- _The exercise_
In the copy, include every entry exactly but none of the images.
** start of Input **
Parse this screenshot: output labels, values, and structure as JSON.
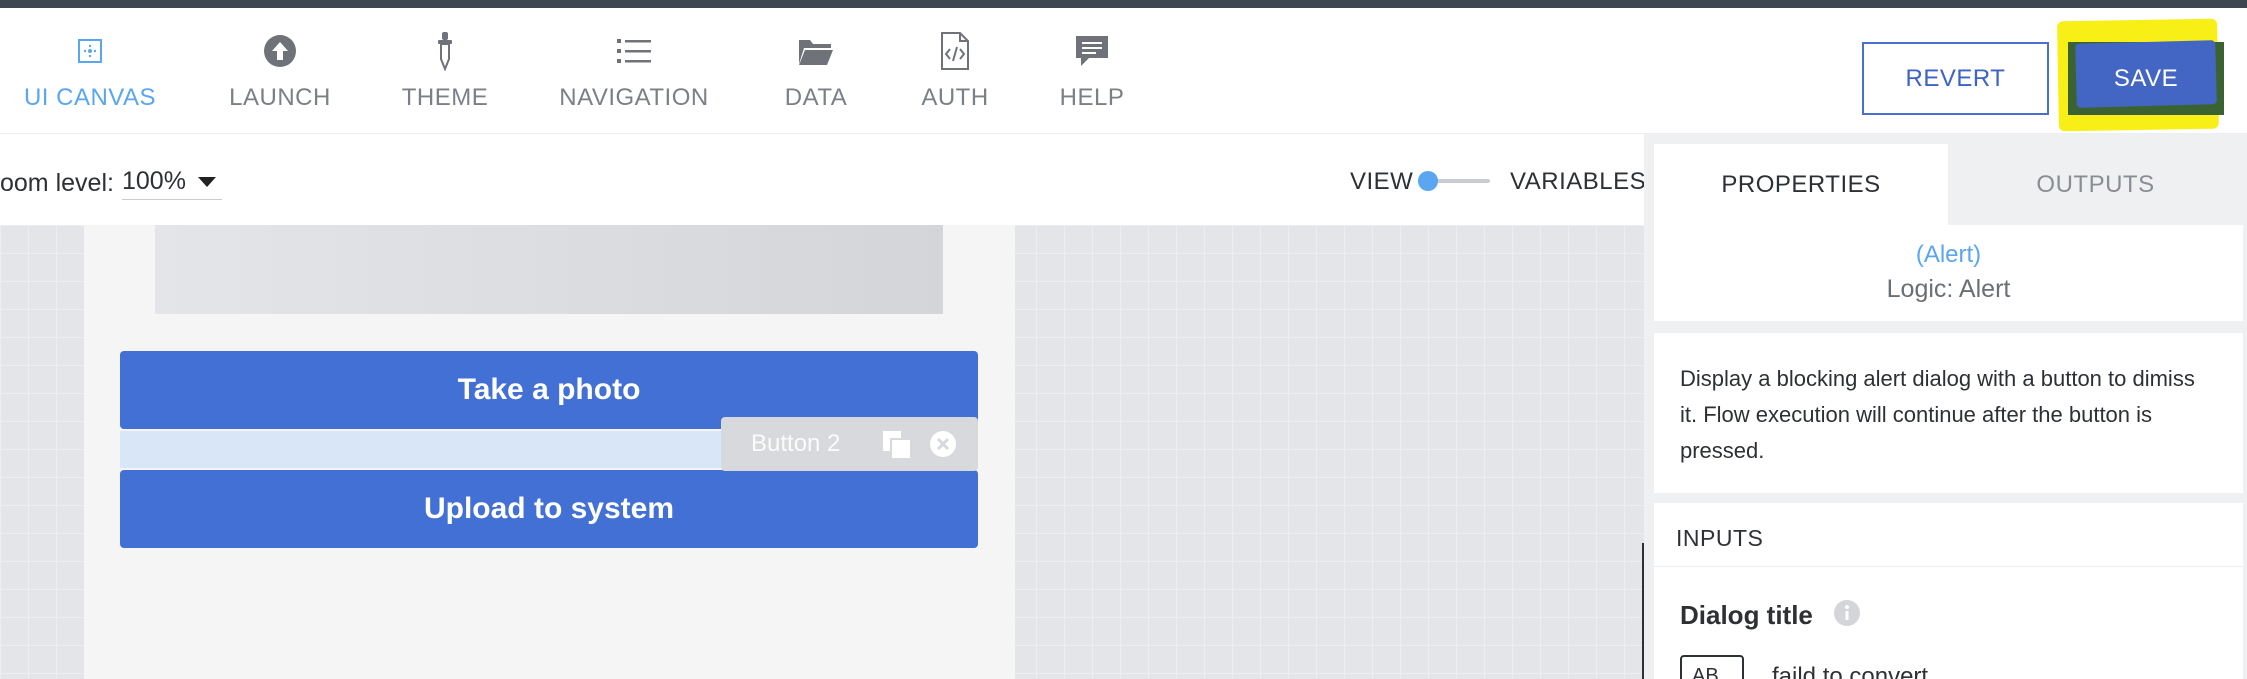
{
  "nav": {
    "items": [
      {
        "label": "UI CANVAS",
        "icon": "ui-canvas-icon",
        "active": true
      },
      {
        "label": "LAUNCH",
        "icon": "launch-icon"
      },
      {
        "label": "THEME",
        "icon": "eyedropper-icon"
      },
      {
        "label": "NAVIGATION",
        "icon": "list-icon"
      },
      {
        "label": "DATA",
        "icon": "folder-icon"
      },
      {
        "label": "AUTH",
        "icon": "code-file-icon"
      },
      {
        "label": "HELP",
        "icon": "chat-bubble-icon"
      }
    ],
    "revert_label": "REVERT",
    "save_label": "SAVE"
  },
  "subbar": {
    "zoom_label": "oom level:",
    "zoom_value": "100%",
    "view_label": "VIEW",
    "variables_label": "VARIABLES"
  },
  "canvas": {
    "take_photo_label": "Take a photo",
    "upload_label": "Upload to system",
    "selected_tag": "Button 2"
  },
  "panel": {
    "tabs": {
      "properties": "PROPERTIES",
      "outputs": "OUTPUTS"
    },
    "component_name": "(Alert)",
    "component_type": "Logic: Alert",
    "description": "Display a blocking alert dialog with a button to dimiss it. Flow execution will continue after the button is pressed.",
    "inputs_header": "INPUTS",
    "dialog_title_label": "Dialog title",
    "text_type_badge": "AB",
    "dialog_title_value": "faild to convert"
  },
  "colors": {
    "accent": "#5aa6f0",
    "primary_button": "#4370d4",
    "highlight": "#f8ef16"
  }
}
** end of Input **
- _Completed exercise_
Parse this screenshot: output labels, values, and structure as JSON.
{
  "nav": {
    "items": [
      {
        "label": "UI CANVAS",
        "icon": "ui-canvas-icon",
        "active": true
      },
      {
        "label": "LAUNCH",
        "icon": "launch-icon"
      },
      {
        "label": "THEME",
        "icon": "eyedropper-icon"
      },
      {
        "label": "NAVIGATION",
        "icon": "list-icon"
      },
      {
        "label": "DATA",
        "icon": "folder-icon"
      },
      {
        "label": "AUTH",
        "icon": "code-file-icon"
      },
      {
        "label": "HELP",
        "icon": "chat-bubble-icon"
      }
    ],
    "revert_label": "REVERT",
    "save_label": "SAVE"
  },
  "subbar": {
    "zoom_label": "oom level:",
    "zoom_value": "100%",
    "view_label": "VIEW",
    "variables_label": "VARIABLES"
  },
  "canvas": {
    "take_photo_label": "Take a photo",
    "upload_label": "Upload to system",
    "selected_tag": "Button 2"
  },
  "panel": {
    "tabs": {
      "properties": "PROPERTIES",
      "outputs": "OUTPUTS"
    },
    "component_name": "(Alert)",
    "component_type": "Logic: Alert",
    "description": "Display a blocking alert dialog with a button to dimiss it. Flow execution will continue after the button is pressed.",
    "inputs_header": "INPUTS",
    "dialog_title_label": "Dialog title",
    "text_type_badge": "AB",
    "dialog_title_value": "faild to convert"
  },
  "colors": {
    "accent": "#5aa6f0",
    "primary_button": "#4370d4",
    "highlight": "#f8ef16"
  }
}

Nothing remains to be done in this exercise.